Take from the listing each line that has the string "wraz".

#### Exercise input
* start *
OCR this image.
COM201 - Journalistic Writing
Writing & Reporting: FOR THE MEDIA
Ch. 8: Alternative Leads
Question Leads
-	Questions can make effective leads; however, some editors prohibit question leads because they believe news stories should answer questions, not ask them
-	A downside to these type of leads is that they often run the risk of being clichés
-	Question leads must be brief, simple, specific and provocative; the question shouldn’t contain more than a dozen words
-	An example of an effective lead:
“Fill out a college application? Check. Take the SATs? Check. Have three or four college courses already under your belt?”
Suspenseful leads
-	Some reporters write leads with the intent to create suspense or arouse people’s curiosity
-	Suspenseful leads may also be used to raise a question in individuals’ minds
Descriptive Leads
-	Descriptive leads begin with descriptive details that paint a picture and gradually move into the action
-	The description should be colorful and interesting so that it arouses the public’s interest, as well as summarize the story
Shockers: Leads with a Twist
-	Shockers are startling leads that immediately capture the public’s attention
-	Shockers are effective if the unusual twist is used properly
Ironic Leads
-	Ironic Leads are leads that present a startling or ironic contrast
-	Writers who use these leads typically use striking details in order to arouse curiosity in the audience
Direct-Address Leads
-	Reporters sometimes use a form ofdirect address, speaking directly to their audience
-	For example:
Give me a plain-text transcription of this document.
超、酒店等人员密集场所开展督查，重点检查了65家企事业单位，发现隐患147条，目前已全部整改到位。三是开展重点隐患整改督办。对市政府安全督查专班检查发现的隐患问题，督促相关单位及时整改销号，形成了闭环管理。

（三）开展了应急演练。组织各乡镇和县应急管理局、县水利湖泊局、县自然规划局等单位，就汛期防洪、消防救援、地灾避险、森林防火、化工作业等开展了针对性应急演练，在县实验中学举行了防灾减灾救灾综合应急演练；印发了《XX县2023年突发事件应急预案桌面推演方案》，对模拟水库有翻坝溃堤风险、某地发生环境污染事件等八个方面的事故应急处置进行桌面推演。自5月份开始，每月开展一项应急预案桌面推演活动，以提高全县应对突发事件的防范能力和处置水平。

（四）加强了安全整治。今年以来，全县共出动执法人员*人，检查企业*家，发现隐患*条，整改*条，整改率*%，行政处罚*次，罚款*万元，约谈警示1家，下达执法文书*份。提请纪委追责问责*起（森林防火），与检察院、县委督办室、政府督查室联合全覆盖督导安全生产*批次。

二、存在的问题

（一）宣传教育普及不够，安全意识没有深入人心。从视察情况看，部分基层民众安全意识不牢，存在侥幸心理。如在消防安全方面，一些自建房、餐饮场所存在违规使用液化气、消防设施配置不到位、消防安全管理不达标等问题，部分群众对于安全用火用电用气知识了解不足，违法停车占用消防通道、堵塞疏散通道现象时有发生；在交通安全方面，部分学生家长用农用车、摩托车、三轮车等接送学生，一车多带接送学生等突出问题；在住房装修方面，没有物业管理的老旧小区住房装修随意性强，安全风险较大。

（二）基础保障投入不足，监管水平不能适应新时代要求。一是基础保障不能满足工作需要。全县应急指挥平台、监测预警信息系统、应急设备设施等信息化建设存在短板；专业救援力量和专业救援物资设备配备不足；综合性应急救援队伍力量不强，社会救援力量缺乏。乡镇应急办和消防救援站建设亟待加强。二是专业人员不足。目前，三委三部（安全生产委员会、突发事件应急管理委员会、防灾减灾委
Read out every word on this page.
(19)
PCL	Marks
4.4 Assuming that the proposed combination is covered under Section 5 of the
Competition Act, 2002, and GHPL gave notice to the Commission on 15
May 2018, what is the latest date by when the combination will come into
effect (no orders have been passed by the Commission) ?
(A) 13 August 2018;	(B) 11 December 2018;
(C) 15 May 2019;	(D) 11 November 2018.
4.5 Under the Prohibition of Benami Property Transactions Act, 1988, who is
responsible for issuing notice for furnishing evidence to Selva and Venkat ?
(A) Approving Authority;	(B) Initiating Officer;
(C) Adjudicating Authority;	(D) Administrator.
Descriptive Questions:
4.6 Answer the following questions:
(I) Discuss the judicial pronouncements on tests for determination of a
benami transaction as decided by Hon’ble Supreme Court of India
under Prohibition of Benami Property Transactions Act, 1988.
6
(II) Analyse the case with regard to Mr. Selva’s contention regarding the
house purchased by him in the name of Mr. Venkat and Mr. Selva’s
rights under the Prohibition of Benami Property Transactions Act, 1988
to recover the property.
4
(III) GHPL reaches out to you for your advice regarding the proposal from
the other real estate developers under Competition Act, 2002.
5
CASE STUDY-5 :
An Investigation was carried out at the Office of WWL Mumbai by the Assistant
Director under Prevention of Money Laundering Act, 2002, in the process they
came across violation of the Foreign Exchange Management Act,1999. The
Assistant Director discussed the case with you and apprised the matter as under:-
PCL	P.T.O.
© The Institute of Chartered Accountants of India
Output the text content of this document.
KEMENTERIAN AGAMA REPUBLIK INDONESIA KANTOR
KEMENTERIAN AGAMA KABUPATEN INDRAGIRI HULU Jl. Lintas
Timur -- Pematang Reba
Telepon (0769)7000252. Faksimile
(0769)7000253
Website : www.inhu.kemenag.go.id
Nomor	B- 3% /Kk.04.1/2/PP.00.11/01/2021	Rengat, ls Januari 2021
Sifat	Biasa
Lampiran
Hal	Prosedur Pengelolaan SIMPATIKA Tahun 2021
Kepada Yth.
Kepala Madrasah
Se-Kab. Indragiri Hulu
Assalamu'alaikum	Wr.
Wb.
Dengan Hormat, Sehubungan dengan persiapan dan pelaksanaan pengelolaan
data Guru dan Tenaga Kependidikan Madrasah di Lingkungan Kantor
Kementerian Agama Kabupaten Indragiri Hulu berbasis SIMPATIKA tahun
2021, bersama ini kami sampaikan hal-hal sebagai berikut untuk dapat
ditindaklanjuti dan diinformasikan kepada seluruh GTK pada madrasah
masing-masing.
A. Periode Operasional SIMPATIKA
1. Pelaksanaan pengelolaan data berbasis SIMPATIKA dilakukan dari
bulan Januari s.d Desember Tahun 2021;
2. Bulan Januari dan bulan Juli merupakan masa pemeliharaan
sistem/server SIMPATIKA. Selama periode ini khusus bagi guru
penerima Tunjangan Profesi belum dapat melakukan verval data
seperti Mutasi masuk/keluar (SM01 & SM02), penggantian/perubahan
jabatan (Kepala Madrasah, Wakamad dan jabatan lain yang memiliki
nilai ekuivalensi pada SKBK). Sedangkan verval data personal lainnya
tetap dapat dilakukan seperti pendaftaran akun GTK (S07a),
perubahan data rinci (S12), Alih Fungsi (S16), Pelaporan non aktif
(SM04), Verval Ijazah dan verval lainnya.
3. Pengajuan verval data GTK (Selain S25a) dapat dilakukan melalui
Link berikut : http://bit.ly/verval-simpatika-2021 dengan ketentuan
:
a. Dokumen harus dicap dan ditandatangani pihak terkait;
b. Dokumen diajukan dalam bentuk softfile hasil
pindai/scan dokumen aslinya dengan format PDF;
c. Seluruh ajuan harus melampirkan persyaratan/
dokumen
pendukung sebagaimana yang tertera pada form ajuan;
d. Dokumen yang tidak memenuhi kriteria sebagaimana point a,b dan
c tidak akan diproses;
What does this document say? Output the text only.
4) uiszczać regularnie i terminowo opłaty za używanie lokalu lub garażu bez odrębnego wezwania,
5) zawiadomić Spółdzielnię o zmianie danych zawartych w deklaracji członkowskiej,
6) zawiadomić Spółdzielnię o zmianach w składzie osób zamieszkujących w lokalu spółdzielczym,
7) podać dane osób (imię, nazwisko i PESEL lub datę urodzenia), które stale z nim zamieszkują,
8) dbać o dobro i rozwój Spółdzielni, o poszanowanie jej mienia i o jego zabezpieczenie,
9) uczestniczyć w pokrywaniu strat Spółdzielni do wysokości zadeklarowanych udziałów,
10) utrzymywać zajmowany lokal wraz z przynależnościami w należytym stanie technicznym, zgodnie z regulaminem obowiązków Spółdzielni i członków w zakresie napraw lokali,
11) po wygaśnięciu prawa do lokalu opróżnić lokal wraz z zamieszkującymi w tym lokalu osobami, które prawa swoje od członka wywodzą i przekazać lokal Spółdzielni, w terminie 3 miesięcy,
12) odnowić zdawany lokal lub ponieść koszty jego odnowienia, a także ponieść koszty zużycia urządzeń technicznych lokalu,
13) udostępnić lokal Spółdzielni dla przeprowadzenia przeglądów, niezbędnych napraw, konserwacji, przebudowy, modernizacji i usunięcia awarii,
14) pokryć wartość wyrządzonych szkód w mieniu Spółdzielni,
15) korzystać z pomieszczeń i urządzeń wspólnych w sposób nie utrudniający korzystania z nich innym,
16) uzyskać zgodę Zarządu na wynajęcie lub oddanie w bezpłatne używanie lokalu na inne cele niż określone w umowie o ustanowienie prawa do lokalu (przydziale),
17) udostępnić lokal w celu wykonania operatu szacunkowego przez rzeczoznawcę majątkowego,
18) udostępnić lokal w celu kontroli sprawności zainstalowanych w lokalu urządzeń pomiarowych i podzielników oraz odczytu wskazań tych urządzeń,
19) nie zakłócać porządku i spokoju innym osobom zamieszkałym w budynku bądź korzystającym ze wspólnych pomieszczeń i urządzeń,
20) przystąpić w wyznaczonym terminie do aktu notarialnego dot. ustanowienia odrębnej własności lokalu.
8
* end *
#### Response to this task
10) utrzymywać zajmowany lokal wraz z przynależnościami w należytym stanie technicznym, zgodnie z regulaminem obowiązków Spółdzielni i członków w zakresie napraw lokali,
11) po wygaśnięciu prawa do lokalu opróżnić lokal wraz z zamieszkującymi w tym lokalu osobami, które prawa swoje od członka wywodzą i przekazać lokal Spółdzielni, w terminie 3 miesięcy,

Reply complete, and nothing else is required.